WORK REQUIRED |
Lines that hold the word "served" should be located and copied.

PROVIDED RECORDS start

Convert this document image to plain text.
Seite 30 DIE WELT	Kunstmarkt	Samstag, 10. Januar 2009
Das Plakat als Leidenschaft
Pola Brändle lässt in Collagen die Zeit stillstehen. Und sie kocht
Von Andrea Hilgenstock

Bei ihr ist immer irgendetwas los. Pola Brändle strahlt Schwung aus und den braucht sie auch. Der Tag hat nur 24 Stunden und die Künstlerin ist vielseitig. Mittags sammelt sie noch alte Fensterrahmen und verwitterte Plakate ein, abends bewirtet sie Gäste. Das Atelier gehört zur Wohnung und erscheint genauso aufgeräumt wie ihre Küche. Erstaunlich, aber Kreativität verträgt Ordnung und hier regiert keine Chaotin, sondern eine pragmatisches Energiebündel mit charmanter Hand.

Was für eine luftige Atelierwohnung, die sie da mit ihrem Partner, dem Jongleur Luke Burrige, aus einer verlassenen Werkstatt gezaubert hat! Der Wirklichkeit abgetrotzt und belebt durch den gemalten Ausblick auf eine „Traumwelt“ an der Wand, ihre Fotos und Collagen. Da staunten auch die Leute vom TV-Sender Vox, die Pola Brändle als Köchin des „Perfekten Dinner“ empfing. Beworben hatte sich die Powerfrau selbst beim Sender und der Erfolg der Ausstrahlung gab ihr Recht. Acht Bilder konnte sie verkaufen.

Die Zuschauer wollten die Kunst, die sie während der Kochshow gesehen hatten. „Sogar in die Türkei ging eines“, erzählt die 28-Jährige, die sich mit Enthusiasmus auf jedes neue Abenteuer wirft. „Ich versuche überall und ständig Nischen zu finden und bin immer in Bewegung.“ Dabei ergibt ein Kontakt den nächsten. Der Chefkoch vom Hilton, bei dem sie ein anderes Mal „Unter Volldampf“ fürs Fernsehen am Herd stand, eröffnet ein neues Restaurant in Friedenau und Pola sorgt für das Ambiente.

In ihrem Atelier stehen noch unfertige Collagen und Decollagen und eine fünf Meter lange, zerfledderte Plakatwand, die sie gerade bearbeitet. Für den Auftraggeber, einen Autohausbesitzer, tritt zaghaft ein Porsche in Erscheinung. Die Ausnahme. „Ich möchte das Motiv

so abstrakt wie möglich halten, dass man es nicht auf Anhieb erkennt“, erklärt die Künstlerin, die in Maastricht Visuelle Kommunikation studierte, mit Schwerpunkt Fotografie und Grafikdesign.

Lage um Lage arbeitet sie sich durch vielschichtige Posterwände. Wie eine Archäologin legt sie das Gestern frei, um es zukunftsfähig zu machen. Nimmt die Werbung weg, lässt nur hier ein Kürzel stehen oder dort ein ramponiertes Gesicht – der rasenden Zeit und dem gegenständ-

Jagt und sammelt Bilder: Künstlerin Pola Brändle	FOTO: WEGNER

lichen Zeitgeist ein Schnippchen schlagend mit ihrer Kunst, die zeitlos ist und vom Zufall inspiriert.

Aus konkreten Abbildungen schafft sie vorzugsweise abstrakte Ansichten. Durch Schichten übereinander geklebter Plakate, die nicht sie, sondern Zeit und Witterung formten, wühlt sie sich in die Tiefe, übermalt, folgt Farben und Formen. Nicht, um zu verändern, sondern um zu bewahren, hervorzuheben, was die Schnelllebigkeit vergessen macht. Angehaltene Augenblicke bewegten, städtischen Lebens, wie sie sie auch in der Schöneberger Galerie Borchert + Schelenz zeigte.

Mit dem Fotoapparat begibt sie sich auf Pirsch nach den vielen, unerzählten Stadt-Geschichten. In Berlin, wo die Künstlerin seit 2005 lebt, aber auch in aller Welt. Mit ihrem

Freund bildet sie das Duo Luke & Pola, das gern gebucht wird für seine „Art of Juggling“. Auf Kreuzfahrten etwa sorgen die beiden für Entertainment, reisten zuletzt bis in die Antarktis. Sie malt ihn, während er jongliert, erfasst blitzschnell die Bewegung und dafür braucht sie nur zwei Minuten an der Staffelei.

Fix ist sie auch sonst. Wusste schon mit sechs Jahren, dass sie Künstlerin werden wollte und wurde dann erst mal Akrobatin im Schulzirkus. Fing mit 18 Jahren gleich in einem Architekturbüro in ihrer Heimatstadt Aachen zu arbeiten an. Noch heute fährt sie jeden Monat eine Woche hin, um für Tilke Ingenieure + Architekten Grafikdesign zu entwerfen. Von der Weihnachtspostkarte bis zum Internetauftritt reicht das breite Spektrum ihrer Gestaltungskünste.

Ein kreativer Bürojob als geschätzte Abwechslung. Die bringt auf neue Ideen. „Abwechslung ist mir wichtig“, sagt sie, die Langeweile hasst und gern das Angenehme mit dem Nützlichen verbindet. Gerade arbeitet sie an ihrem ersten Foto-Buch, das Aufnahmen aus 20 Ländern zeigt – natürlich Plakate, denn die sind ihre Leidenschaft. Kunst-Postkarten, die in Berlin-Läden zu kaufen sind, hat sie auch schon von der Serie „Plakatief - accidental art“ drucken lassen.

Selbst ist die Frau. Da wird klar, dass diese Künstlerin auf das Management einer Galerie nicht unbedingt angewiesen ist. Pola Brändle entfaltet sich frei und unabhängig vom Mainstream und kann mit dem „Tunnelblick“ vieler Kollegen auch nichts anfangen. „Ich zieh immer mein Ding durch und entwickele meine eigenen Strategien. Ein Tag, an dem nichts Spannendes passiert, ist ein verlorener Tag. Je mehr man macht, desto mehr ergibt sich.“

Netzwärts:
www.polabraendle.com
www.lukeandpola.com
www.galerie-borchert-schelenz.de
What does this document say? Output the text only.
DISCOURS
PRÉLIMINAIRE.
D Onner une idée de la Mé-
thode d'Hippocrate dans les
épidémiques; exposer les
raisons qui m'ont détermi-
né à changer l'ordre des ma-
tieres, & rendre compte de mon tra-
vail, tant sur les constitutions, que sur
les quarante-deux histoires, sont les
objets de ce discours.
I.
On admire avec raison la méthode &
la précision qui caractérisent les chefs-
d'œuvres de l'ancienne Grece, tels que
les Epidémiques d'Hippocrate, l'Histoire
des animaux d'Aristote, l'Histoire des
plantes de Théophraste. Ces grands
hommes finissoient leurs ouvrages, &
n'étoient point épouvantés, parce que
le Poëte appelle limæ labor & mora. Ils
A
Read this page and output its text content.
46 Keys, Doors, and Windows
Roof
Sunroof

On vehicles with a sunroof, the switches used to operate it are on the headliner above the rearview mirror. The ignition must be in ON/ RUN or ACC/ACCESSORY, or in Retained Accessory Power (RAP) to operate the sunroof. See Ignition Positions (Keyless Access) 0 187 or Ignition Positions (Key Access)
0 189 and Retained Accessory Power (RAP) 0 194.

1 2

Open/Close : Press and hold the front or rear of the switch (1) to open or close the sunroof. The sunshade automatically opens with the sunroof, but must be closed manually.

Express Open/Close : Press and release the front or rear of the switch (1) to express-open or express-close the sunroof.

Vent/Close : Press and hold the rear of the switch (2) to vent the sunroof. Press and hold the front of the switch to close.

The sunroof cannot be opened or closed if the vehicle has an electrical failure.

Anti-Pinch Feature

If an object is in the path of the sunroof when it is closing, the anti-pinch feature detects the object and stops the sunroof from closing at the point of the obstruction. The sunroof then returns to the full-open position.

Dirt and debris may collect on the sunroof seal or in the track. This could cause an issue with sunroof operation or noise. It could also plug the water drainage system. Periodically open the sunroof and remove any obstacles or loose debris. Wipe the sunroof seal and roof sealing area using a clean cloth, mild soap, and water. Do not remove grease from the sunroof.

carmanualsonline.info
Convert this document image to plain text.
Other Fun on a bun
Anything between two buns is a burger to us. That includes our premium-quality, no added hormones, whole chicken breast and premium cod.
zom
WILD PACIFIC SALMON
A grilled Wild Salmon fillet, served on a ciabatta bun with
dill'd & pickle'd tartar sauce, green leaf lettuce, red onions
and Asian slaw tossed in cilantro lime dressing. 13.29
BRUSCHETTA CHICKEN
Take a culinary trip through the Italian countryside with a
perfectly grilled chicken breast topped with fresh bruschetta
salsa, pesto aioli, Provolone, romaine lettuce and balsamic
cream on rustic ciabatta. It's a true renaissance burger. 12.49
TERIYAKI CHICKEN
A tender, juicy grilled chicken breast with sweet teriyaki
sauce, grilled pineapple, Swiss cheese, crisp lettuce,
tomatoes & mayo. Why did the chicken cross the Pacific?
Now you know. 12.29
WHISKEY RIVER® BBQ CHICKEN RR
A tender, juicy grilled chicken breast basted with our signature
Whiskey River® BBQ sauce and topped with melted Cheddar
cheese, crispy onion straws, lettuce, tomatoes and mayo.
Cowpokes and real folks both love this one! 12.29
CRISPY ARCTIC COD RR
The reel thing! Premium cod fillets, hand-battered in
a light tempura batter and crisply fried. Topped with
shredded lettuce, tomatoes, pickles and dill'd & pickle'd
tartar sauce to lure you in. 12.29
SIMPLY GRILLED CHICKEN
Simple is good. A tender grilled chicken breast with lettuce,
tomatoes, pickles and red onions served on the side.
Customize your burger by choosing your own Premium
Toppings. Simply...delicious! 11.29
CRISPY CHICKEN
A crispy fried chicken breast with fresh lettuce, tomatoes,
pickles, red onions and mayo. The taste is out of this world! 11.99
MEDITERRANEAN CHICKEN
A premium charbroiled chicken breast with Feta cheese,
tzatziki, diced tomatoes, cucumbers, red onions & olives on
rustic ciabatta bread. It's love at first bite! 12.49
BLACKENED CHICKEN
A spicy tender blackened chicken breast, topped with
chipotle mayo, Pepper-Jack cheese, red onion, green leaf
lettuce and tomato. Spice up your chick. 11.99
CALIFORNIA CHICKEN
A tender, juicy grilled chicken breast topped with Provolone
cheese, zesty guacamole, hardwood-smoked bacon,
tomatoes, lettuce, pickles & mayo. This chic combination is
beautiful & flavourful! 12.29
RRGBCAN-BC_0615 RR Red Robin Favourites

PROVIDED RECORDS end

SOLUTION TO THE EXERCISE |
A grilled Wild Salmon fillet, served on a ciabatta bun with
tomatoes, pickles and red onions served on the side.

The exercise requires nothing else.